──────── MATERIAL TO PROCESS ────────

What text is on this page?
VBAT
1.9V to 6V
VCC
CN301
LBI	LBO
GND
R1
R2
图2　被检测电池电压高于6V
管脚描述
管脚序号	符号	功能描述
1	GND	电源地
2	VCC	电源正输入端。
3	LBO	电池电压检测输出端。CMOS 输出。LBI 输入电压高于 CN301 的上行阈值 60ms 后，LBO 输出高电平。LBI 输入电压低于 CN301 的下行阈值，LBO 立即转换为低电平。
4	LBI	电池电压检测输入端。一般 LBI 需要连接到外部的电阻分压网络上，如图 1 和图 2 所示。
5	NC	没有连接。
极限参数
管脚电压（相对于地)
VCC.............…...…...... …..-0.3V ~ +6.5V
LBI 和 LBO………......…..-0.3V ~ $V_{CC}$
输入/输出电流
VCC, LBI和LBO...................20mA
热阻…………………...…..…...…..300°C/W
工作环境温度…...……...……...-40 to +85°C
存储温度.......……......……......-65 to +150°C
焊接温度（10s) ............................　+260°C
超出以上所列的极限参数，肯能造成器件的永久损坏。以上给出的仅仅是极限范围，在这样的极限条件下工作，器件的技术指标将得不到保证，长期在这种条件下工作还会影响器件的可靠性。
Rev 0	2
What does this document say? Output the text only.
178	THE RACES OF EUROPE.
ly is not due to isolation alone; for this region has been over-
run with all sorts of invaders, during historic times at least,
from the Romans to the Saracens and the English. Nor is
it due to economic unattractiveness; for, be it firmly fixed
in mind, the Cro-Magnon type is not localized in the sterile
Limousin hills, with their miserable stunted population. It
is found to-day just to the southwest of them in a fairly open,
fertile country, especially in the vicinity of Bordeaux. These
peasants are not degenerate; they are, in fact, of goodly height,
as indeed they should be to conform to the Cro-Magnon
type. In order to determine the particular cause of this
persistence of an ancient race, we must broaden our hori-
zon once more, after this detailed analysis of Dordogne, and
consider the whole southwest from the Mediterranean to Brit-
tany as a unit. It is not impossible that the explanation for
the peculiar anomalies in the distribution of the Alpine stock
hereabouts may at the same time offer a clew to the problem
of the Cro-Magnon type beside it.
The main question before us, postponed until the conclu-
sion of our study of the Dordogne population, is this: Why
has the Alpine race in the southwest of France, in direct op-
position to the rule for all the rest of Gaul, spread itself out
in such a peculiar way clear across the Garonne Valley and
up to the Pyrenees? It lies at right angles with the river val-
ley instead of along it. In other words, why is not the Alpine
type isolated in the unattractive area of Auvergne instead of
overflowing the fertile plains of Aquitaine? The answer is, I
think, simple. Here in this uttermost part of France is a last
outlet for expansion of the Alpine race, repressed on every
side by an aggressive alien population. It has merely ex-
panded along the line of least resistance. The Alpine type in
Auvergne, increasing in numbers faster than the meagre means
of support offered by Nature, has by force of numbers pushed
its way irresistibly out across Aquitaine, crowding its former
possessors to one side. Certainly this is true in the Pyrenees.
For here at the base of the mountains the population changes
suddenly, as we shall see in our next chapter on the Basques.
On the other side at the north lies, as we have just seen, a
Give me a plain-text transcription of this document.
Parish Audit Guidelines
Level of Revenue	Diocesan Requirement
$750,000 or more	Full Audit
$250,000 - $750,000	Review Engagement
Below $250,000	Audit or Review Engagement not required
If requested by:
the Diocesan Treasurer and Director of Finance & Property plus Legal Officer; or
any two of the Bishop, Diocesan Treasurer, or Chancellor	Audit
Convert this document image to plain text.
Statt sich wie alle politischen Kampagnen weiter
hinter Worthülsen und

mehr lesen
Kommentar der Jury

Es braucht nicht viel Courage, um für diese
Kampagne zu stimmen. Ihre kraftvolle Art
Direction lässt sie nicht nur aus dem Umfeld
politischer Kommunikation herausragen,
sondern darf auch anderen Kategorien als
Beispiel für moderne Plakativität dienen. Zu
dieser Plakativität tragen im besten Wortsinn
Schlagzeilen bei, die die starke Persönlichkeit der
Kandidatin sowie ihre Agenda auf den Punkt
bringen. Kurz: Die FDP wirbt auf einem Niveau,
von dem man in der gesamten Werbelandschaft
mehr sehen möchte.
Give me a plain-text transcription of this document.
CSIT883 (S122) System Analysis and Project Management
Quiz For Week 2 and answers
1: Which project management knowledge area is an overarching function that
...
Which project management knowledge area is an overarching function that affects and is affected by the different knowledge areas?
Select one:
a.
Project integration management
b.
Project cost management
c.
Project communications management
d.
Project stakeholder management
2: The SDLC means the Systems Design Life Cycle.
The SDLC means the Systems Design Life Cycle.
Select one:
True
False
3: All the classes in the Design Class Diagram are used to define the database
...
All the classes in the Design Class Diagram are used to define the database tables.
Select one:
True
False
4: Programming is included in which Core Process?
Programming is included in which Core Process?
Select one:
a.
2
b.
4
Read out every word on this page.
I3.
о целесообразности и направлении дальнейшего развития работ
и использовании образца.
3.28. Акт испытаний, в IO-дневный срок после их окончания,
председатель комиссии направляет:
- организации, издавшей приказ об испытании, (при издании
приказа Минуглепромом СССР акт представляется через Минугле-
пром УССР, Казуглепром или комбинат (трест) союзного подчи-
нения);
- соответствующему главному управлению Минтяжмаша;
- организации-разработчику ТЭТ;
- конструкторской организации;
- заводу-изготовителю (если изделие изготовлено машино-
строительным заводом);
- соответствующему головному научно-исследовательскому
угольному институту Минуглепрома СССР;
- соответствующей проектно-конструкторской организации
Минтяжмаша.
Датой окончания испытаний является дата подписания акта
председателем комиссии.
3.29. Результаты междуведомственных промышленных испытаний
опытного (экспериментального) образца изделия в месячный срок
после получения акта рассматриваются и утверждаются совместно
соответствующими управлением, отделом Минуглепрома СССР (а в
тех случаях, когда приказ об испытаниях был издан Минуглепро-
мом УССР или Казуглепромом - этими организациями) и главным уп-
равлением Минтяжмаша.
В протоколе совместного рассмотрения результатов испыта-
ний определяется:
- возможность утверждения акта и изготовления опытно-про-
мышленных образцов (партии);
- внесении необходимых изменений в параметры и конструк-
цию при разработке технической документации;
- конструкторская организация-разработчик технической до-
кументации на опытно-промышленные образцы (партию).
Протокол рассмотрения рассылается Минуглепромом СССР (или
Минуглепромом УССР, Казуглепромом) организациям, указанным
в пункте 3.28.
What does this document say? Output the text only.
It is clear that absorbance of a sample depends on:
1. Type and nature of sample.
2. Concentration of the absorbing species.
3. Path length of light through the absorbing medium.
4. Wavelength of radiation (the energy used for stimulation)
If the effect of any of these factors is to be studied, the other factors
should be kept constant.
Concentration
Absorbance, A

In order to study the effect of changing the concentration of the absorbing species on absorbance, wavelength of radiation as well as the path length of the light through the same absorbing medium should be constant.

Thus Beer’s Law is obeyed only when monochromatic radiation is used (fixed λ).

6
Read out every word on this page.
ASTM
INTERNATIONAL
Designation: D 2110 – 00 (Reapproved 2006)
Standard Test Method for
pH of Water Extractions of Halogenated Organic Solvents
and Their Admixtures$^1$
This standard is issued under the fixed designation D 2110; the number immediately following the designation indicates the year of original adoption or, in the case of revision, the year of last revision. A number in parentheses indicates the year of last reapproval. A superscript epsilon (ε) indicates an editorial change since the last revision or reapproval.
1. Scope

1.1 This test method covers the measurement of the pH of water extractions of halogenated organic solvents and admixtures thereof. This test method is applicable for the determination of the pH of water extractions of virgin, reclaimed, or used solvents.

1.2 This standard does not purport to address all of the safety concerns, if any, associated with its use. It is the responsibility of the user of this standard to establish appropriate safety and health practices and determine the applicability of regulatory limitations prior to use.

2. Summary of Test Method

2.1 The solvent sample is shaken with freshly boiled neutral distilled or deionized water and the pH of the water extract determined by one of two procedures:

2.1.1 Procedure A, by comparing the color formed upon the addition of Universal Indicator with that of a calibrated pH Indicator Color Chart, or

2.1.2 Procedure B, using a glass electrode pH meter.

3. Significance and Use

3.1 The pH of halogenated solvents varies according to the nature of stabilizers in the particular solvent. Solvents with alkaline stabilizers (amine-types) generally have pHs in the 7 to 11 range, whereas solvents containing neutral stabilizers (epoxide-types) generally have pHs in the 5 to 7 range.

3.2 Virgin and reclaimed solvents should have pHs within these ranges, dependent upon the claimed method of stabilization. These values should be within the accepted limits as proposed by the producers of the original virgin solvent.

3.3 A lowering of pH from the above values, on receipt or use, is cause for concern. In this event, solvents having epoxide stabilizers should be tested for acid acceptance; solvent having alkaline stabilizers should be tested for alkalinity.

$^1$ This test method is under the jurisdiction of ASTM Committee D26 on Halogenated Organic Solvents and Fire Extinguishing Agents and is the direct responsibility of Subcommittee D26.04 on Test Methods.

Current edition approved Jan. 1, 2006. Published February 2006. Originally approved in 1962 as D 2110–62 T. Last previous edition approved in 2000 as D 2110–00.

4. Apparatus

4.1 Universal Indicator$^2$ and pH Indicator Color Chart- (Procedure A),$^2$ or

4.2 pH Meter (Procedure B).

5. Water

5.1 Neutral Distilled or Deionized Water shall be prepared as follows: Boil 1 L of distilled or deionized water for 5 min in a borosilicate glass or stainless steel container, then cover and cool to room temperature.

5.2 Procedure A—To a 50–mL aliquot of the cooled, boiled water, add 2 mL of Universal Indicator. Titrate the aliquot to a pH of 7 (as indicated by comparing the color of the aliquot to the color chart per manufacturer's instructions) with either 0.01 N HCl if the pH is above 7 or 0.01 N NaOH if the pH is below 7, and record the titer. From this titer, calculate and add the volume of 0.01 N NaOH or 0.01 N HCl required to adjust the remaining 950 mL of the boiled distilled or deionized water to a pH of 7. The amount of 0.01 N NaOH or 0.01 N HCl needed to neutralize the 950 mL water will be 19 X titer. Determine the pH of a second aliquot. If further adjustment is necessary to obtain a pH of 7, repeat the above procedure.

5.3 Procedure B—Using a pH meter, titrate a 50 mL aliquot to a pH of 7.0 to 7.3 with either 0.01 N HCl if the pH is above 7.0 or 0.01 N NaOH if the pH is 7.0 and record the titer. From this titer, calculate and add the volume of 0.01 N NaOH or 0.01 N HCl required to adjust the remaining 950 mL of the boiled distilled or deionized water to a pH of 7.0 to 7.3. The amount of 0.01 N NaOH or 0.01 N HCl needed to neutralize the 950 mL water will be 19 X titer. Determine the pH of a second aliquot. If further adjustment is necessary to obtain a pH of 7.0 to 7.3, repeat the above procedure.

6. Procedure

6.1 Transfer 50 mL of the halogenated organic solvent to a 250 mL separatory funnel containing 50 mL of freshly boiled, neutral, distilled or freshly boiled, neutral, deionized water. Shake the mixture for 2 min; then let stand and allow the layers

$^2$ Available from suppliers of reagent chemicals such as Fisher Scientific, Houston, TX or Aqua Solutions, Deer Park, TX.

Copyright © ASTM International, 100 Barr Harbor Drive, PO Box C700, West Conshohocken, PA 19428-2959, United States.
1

────────

* [CHALLENGE]
Pull every line containing the word "Auvergne" out of the material.

* [CORRECT OUTPUT]
type isolated in the unattractive area of Auvergne instead of
Auvergne, increasing in numbers faster than the meagre means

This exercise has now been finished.